[Exercise description]:
Set down each entry exactly as given; pictures should not appear in the copy.

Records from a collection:
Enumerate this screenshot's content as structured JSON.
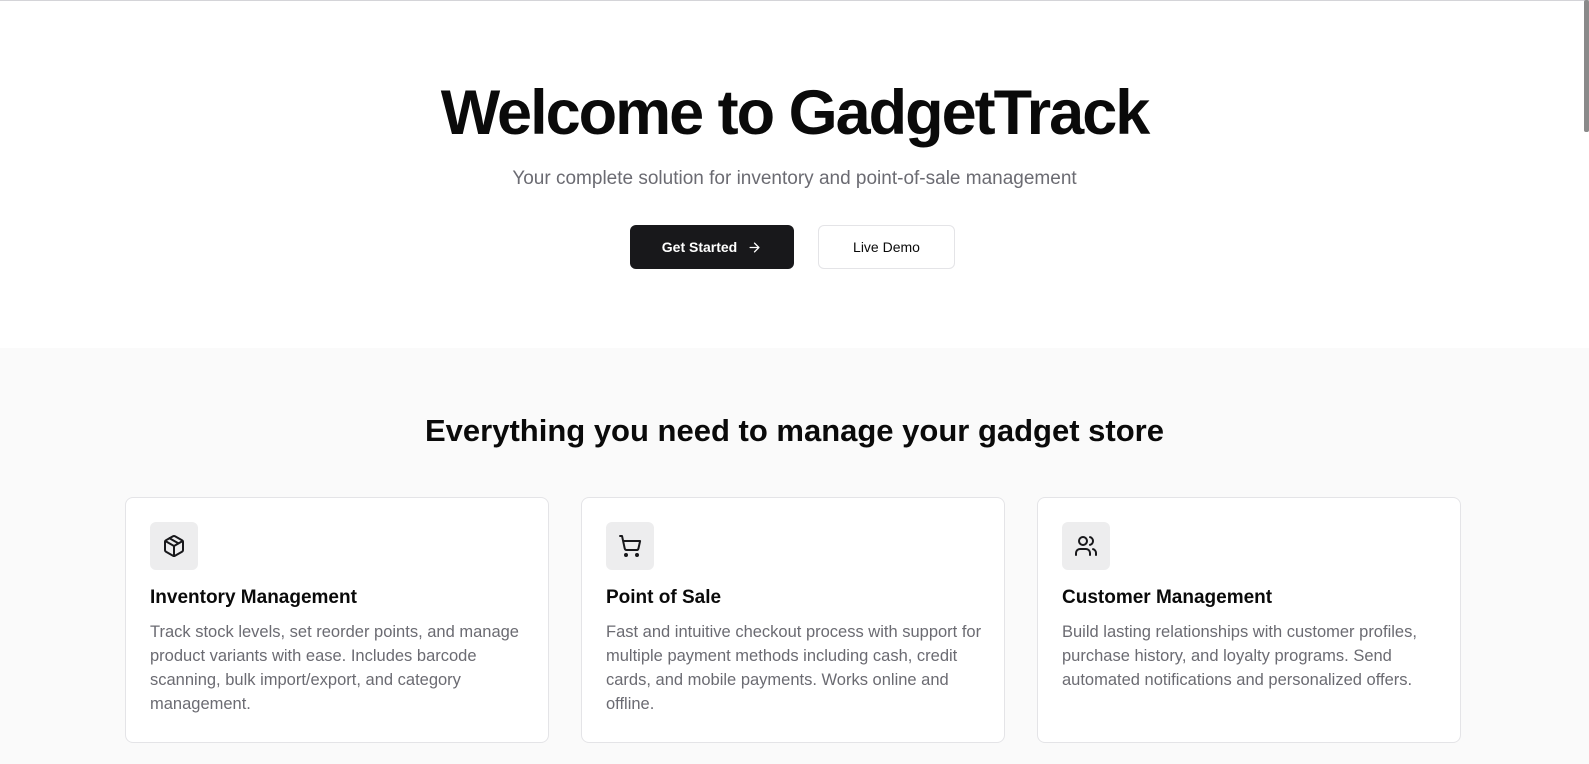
{
  "hero": {
    "title": "Welcome to GadgetTrack",
    "subtitle": "Your complete solution for inventory and point-of-sale management",
    "primary_button": "Get Started",
    "primary_button_icon": "arrow-right-icon",
    "secondary_button": "Live Demo"
  },
  "features": {
    "title": "Everything you need to manage your gadget store",
    "cards": [
      {
        "icon": "package-icon",
        "title": "Inventory Management",
        "description": "Track stock levels, set reorder points, and manage product variants with ease. Includes barcode scanning, bulk import/export, and category management."
      },
      {
        "icon": "shopping-cart-icon",
        "title": "Point of Sale",
        "description": "Fast and intuitive checkout process with support for multiple payment methods including cash, credit cards, and mobile payments. Works online and offline."
      },
      {
        "icon": "users-icon",
        "title": "Customer Management",
        "description": "Build lasting relationships with customer profiles, purchase history, and loyalty programs. Send automated notifications and personalized offers."
      }
    ]
  },
  "colors": {
    "primary_button_bg": "#18181b",
    "page_bg": "#fafafa",
    "muted_text": "#6b6b72",
    "icon_tile_bg": "#ededee"
  }
}
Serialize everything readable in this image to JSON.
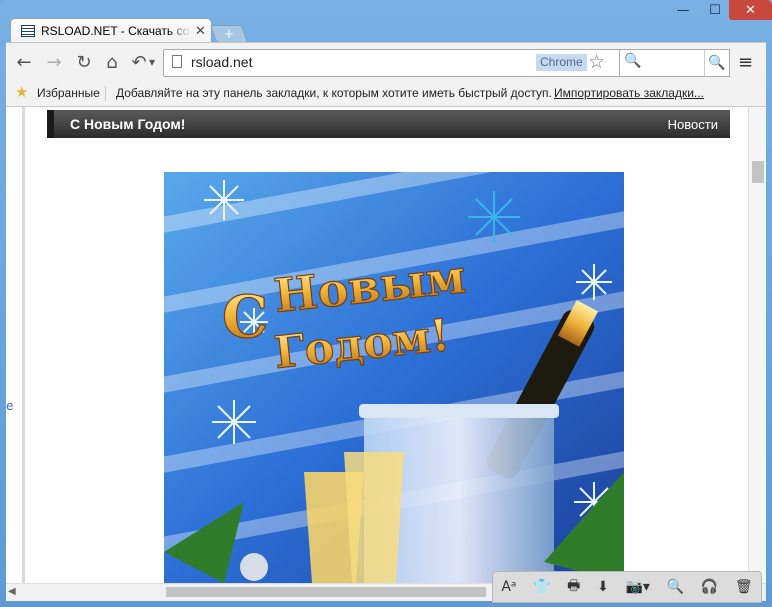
{
  "window": {
    "controls": {
      "minimize": "—",
      "maximize": "☐",
      "close": "✕"
    }
  },
  "tab": {
    "title": "RSLOAD.NET - Скачать софт",
    "close": "✕",
    "newtab": "+"
  },
  "toolbar": {
    "back": "←",
    "forward": "→",
    "reload": "↻",
    "home": "⌂",
    "undo": "↶",
    "undo_menu": "▾",
    "url": "rsload.net",
    "badge": "Chrome",
    "star": "☆",
    "search_icon": "🔍",
    "search_button": "🔍",
    "menu": "≡"
  },
  "bookmarks": {
    "star": "★",
    "favorites": "Избранные",
    "hint": "Добавляйте на эту панель закладки, к которым хотите иметь быстрый доступ.",
    "import": "Импортировать закладки..."
  },
  "page": {
    "stray_char": "e",
    "news_title": "С Новым Годом!",
    "news_category": "Новости",
    "card_text": [
      "С",
      "Новым",
      "Годом!"
    ]
  },
  "extbar": {
    "icons": [
      "font-size-icon",
      "shirt-icon",
      "print-icon",
      "download-icon",
      "camera-icon",
      "search-icon",
      "headphones-icon",
      "trash-icon"
    ],
    "glyphs": [
      "Aᵃ",
      "👕",
      "🖶",
      "⬇",
      "📷▾",
      "🔍",
      "🎧",
      "🗑"
    ]
  },
  "colors": {
    "titlebar": "#78b0e4",
    "close_button": "#c9483e",
    "news_bar": "#3b3b3b",
    "card_blue": "#2f6fd8",
    "card_gold": "#f0b43a"
  }
}
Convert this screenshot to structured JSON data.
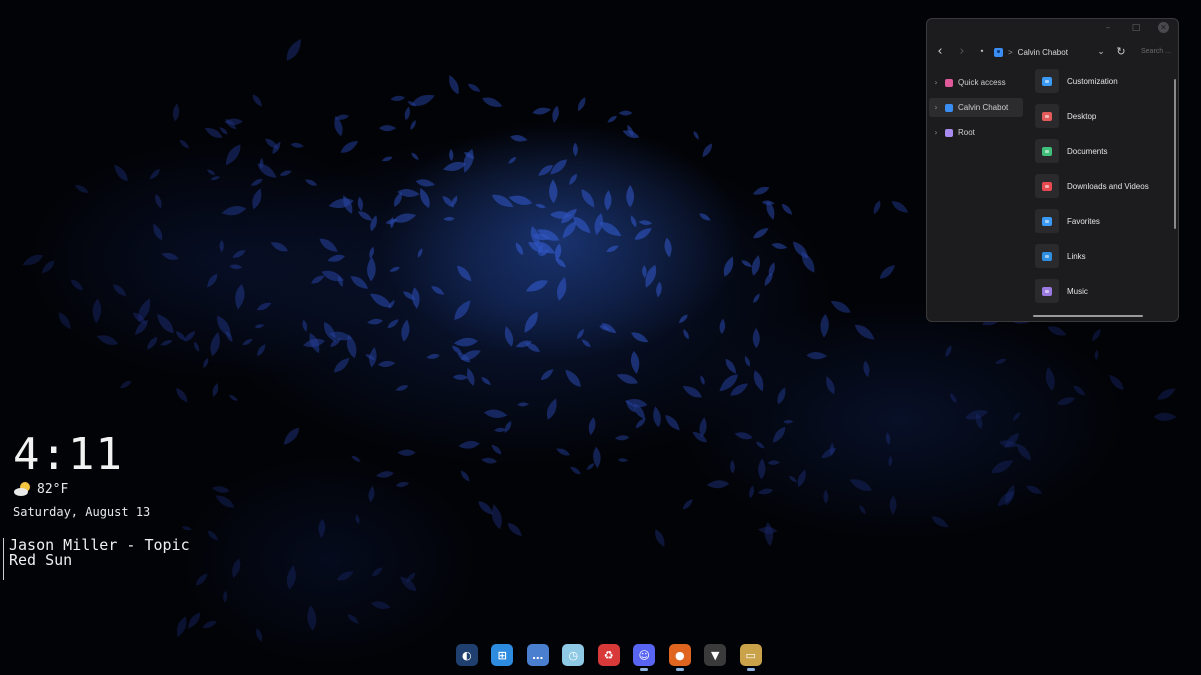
{
  "widgets": {
    "time": "4:11",
    "weather": {
      "icon": "partly-cloudy-icon",
      "temperature": "82°F"
    },
    "date": "Saturday, August 13",
    "media": {
      "artist_line": "Jason Miller - Topic",
      "track": "Red Sun"
    }
  },
  "explorer": {
    "controls": {
      "minimize": "–",
      "maximize": "□",
      "close": "✕"
    },
    "nav": {
      "back": "‹",
      "forward": "›",
      "dot": "•",
      "chevron": "⌄",
      "refresh": "↻"
    },
    "breadcrumb": {
      "separator": ">",
      "location": "Calvin Chabot"
    },
    "search_placeholder": "Search ...",
    "sidebar": [
      {
        "label": "Quick access",
        "color": "#e05a9b",
        "selected": false
      },
      {
        "label": "Calvin Chabot",
        "color": "#3a8df2",
        "selected": true
      },
      {
        "label": "Root",
        "color": "#a98af0",
        "selected": false
      }
    ],
    "folders": [
      {
        "name": "Customization",
        "color": "#3a9af5"
      },
      {
        "name": "Desktop",
        "color": "#e35a5a"
      },
      {
        "name": "Documents",
        "color": "#3fbf7a"
      },
      {
        "name": "Downloads and Videos",
        "color": "#e8484f"
      },
      {
        "name": "Favorites",
        "color": "#3a9af5"
      },
      {
        "name": "Links",
        "color": "#2e8fe0"
      },
      {
        "name": "Music",
        "color": "#9a7ae0"
      }
    ]
  },
  "dock": [
    {
      "name": "toggle-app-icon",
      "color": "#1f3f6e",
      "glyph": "◐",
      "running": false
    },
    {
      "name": "start-menu-icon",
      "color": "#2d8be0",
      "glyph": "⊞",
      "running": false
    },
    {
      "name": "more-apps-icon",
      "color": "#4a7fd0",
      "glyph": "…",
      "running": false
    },
    {
      "name": "clock-app-icon",
      "color": "#8ec9e6",
      "glyph": "◷",
      "running": false
    },
    {
      "name": "recycle-icon",
      "color": "#d83a3a",
      "glyph": "♻",
      "running": false
    },
    {
      "name": "discord-icon",
      "color": "#5865f2",
      "glyph": "☺",
      "running": true
    },
    {
      "name": "firefox-icon",
      "color": "#e0661f",
      "glyph": "●",
      "running": true
    },
    {
      "name": "wolf-app-icon",
      "color": "#3a3a3a",
      "glyph": "▼",
      "running": false
    },
    {
      "name": "file-explorer-icon",
      "color": "#c9a24a",
      "glyph": "▭",
      "running": true
    }
  ]
}
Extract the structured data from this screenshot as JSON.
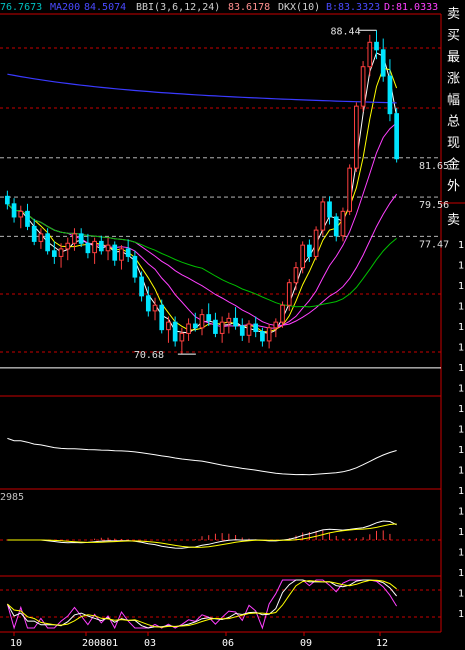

[Answer to this problem]:
Enumerate this screenshot's content as structured JSON.
{
  "hero": {
    "title": "Welcome to GadgetTrack",
    "subtitle": "Your complete solution for inventory and point-of-sale management",
    "primary_button": "Get Started",
    "primary_button_icon": "arrow-right-icon",
    "secondary_button": "Live Demo"
  },
  "features": {
    "title": "Everything you need to manage your gadget store",
    "cards": [
      {
        "icon": "package-icon",
        "title": "Inventory Management",
        "description": "Track stock levels, set reorder points, and manage product variants with ease. Includes barcode scanning, bulk import/export, and category management."
      },
      {
        "icon": "shopping-cart-icon",
        "title": "Point of Sale",
        "description": "Fast and intuitive checkout process with support for multiple payment methods including cash, credit cards, and mobile payments. Works online and offline."
      },
      {
        "icon": "users-icon",
        "title": "Customer Management",
        "description": "Build lasting relationships with customer profiles, purchase history, and loyalty programs. Send automated notifications and personalized offers."
      }
    ]
  },
  "colors": {
    "primary_button_bg": "#18181b",
    "page_bg": "#fafafa",
    "muted_text": "#6b6b72",
    "icon_tile_bg": "#ededee"
  }
}
Serialize everything readable in this image to JSON.
{
  "window": {
    "controls": {
      "minimize": "—",
      "maximize": "☐",
      "close": "✕"
    }
  },
  "tab": {
    "title": "RSLOAD.NET - Скачать софт",
    "close": "✕",
    "newtab": "+"
  },
  "toolbar": {
    "back": "←",
    "forward": "→",
    "reload": "↻",
    "home": "⌂",
    "undo": "↶",
    "undo_menu": "▾",
    "url": "rsload.net",
    "badge": "Chrome",
    "star": "☆",
    "search_icon": "🔍",
    "search_button": "🔍",
    "menu": "≡"
  },
  "bookmarks": {
    "star": "★",
    "favorites": "Избранные",
    "hint": "Добавляйте на эту панель закладки, к которым хотите иметь быстрый доступ.",
    "import": "Импортировать закладки..."
  },
  "page": {
    "stray_char": "e",
    "news_title": "С Новым Годом!",
    "news_category": "Новости",
    "card_text": [
      "С",
      "Новым",
      "Годом!"
    ]
  },
  "extbar": {
    "icons": [
      "font-size-icon",
      "shirt-icon",
      "print-icon",
      "download-icon",
      "camera-icon",
      "search-icon",
      "headphones-icon",
      "trash-icon"
    ],
    "glyphs": [
      "Aᵃ",
      "👕",
      "🖶",
      "⬇",
      "📷▾",
      "🔍",
      "🎧",
      "🗑"
    ]
  },
  "colors": {
    "titlebar": "#78b0e4",
    "close_button": "#c9483e",
    "news_bar": "#3b3b3b",
    "card_blue": "#2f6fd8",
    "card_gold": "#f0b43a"
  }
}
Convert this screenshot to structured JSON data.
{
  "widgets": {
    "time": "4:11",
    "weather": {
      "icon": "partly-cloudy-icon",
      "temperature": "82°F"
    },
    "date": "Saturday, August 13",
    "media": {
      "artist_line": "Jason Miller - Topic",
      "track": "Red Sun"
    }
  },
  "explorer": {
    "controls": {
      "minimize": "–",
      "maximize": "□",
      "close": "✕"
    },
    "nav": {
      "back": "‹",
      "forward": "›",
      "dot": "•",
      "chevron": "⌄",
      "refresh": "↻"
    },
    "breadcrumb": {
      "separator": ">",
      "location": "Calvin Chabot"
    },
    "search_placeholder": "Search ...",
    "sidebar": [
      {
        "label": "Quick access",
        "color": "#e05a9b",
        "selected": false
      },
      {
        "label": "Calvin Chabot",
        "color": "#3a8df2",
        "selected": true
      },
      {
        "label": "Root",
        "color": "#a98af0",
        "selected": false
      }
    ],
    "folders": [
      {
        "name": "Customization",
        "color": "#3a9af5"
      },
      {
        "name": "Desktop",
        "color": "#e35a5a"
      },
      {
        "name": "Documents",
        "color": "#3fbf7a"
      },
      {
        "name": "Downloads and Videos",
        "color": "#e8484f"
      },
      {
        "name": "Favorites",
        "color": "#3a9af5"
      },
      {
        "name": "Links",
        "color": "#2e8fe0"
      },
      {
        "name": "Music",
        "color": "#9a7ae0"
      }
    ]
  },
  "dock": [
    {
      "name": "toggle-app-icon",
      "color": "#1f3f6e",
      "glyph": "◐",
      "running": false
    },
    {
      "name": "start-menu-icon",
      "color": "#2d8be0",
      "glyph": "⊞",
      "running": false
    },
    {
      "name": "more-apps-icon",
      "color": "#4a7fd0",
      "glyph": "…",
      "running": false
    },
    {
      "name": "clock-app-icon",
      "color": "#8ec9e6",
      "glyph": "◷",
      "running": false
    },
    {
      "name": "recycle-icon",
      "color": "#d83a3a",
      "glyph": "♻",
      "running": false
    },
    {
      "name": "discord-icon",
      "color": "#5865f2",
      "glyph": "☺",
      "running": true
    },
    {
      "name": "firefox-icon",
      "color": "#e0661f",
      "glyph": "●",
      "running": true
    },
    {
      "name": "wolf-app-icon",
      "color": "#3a3a3a",
      "glyph": "▼",
      "running": false
    },
    {
      "name": "file-explorer-icon",
      "color": "#c9a24a",
      "glyph": "▭",
      "running": true
    }
  ]
}
Extract the structured data from this screenshot as JSON.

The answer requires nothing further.